▶ _EXCERPTED RECORDS_:
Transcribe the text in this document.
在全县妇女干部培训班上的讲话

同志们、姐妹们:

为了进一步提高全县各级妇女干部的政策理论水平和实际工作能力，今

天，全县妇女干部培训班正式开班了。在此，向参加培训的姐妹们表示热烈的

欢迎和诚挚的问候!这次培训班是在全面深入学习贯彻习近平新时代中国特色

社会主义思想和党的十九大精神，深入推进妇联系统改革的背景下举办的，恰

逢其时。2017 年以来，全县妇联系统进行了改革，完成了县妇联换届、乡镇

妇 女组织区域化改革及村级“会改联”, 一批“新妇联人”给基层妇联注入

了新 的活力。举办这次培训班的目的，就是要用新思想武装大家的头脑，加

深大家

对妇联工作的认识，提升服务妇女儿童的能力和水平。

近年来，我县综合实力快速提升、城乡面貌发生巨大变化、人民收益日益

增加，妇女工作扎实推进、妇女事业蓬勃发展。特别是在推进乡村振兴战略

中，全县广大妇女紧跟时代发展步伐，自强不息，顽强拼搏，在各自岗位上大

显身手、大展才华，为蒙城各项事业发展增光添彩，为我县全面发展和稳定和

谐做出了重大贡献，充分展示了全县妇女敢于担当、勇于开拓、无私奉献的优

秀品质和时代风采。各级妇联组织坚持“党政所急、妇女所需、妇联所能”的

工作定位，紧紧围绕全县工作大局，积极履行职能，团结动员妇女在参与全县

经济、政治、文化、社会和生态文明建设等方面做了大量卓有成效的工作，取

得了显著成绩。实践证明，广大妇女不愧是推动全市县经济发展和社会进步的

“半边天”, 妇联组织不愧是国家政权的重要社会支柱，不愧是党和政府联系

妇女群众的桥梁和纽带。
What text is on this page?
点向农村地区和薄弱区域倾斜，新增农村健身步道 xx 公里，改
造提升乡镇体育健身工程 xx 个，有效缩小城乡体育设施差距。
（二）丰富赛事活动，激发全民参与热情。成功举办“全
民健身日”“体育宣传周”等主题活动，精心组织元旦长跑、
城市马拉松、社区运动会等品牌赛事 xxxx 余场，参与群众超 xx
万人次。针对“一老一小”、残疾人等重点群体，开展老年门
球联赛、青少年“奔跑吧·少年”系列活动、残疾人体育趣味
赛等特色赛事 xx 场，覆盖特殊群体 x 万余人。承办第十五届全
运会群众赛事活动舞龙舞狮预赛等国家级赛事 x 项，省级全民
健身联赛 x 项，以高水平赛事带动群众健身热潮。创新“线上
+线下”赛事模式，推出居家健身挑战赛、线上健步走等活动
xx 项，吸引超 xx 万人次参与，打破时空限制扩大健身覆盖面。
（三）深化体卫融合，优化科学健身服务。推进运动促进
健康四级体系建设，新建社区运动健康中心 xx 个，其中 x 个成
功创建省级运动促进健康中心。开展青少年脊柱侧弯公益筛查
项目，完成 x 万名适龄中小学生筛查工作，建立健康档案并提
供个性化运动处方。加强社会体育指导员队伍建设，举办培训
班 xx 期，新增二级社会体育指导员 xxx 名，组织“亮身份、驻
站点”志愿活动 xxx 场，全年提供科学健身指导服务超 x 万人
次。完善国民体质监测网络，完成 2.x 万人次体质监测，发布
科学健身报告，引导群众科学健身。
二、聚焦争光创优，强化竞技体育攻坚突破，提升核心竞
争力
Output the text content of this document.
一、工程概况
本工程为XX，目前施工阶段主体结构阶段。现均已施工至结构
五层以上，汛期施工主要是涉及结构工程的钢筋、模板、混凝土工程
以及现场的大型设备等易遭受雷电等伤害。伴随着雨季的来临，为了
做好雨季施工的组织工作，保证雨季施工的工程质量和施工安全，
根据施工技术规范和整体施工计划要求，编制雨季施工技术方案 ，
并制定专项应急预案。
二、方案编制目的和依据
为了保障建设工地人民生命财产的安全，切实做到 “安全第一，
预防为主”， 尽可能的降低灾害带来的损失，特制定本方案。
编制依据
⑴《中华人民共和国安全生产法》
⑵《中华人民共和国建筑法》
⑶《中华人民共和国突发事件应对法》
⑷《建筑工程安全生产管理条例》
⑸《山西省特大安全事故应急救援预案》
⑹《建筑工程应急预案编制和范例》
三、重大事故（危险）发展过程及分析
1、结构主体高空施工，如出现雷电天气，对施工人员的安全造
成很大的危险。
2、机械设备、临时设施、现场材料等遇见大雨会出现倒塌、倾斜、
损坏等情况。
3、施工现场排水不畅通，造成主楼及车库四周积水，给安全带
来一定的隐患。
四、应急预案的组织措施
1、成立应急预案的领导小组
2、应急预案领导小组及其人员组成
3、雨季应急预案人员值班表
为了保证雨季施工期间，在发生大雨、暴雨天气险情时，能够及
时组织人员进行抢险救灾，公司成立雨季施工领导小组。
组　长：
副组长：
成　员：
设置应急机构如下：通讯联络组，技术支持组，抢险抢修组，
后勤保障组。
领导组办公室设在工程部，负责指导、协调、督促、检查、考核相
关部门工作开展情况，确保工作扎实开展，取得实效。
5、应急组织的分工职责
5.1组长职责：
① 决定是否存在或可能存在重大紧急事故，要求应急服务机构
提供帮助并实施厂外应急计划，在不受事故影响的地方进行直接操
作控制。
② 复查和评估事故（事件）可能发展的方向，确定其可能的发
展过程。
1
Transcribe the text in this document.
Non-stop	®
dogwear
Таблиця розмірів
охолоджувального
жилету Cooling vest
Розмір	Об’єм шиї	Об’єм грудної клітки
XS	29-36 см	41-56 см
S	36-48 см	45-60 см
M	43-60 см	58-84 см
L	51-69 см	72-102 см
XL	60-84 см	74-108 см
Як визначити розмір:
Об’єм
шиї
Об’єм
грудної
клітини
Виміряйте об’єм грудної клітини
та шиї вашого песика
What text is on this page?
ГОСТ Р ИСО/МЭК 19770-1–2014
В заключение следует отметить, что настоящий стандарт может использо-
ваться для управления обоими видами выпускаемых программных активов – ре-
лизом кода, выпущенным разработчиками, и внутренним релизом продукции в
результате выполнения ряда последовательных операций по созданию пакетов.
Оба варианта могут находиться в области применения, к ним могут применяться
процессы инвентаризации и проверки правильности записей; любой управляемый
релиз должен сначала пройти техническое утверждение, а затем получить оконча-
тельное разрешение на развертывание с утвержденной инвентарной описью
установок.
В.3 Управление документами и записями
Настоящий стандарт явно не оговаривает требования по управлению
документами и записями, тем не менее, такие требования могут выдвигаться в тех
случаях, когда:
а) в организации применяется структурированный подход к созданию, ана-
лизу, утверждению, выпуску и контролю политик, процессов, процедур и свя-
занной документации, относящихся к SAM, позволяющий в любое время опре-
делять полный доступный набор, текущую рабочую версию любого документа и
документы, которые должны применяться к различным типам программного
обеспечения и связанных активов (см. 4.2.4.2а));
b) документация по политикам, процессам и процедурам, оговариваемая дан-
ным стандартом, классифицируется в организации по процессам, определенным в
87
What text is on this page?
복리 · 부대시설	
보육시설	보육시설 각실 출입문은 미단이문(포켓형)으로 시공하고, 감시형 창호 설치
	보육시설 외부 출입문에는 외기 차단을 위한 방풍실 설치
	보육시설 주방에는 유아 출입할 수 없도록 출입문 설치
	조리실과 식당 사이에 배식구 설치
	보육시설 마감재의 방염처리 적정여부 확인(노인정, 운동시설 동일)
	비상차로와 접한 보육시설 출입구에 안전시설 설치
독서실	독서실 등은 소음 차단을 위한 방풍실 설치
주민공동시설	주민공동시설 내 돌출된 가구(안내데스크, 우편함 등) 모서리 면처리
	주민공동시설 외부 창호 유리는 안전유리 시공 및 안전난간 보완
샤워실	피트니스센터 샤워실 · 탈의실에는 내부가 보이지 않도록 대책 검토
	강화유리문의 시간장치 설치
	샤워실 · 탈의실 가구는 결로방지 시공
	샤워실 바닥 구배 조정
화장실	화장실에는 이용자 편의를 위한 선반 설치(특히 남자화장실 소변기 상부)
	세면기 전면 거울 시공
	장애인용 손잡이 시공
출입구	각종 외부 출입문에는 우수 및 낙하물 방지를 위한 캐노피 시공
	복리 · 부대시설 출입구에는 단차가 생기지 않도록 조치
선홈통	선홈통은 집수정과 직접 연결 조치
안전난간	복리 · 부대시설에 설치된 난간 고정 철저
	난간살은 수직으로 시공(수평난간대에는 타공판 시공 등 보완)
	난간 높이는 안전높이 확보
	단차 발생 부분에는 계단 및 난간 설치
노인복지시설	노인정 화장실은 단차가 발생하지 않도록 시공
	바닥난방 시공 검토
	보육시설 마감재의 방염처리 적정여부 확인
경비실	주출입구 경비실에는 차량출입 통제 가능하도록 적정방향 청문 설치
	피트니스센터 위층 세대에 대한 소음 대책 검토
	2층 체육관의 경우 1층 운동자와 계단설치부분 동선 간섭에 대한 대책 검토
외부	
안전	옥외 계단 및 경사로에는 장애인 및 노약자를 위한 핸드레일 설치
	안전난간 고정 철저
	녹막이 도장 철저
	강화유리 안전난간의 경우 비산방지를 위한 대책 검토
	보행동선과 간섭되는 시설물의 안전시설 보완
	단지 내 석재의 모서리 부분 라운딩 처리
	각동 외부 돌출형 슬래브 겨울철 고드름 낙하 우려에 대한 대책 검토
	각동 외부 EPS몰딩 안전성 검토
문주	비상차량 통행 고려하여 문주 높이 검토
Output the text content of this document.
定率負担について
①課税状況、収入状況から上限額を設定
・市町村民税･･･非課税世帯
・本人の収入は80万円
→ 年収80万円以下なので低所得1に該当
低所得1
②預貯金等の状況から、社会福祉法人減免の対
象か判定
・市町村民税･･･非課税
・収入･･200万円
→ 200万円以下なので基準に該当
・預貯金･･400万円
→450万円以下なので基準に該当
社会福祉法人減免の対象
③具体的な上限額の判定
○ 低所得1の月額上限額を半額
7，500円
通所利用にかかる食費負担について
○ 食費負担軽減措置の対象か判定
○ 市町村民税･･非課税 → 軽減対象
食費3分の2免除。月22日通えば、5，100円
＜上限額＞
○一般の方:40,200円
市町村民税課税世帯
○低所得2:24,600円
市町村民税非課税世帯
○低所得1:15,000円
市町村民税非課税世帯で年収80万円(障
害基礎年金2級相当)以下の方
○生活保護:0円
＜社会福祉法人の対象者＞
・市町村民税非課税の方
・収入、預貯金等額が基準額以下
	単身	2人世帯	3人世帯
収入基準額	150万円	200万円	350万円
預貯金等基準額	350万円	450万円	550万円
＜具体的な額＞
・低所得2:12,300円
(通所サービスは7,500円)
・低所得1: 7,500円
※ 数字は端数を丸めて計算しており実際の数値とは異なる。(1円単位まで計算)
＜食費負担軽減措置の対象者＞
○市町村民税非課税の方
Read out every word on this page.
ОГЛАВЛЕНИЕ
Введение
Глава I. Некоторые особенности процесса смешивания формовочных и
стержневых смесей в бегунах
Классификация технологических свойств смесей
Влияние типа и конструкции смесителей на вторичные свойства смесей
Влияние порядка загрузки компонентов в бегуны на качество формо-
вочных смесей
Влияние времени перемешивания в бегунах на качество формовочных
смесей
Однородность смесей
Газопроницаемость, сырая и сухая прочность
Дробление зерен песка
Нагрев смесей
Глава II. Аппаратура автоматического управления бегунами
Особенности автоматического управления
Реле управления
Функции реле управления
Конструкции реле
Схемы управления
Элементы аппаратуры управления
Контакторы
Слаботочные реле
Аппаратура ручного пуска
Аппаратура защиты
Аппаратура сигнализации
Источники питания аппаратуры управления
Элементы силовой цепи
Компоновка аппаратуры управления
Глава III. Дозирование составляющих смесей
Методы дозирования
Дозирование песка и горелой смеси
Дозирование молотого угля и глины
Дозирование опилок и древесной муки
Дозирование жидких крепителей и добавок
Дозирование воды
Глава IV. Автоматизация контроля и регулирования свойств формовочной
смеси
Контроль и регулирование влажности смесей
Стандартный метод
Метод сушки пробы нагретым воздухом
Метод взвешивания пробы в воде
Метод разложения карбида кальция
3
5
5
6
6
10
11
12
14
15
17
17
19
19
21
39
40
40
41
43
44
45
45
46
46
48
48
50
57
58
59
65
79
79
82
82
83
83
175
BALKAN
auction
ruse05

▶ _TO BE DONE_: From the listing above, collect each line in which the string "записями" appears.

▶ _RESULT_:
В.3 Управление документами и записями
документами и записями, тем не менее, такие требования могут выдвигаться в тех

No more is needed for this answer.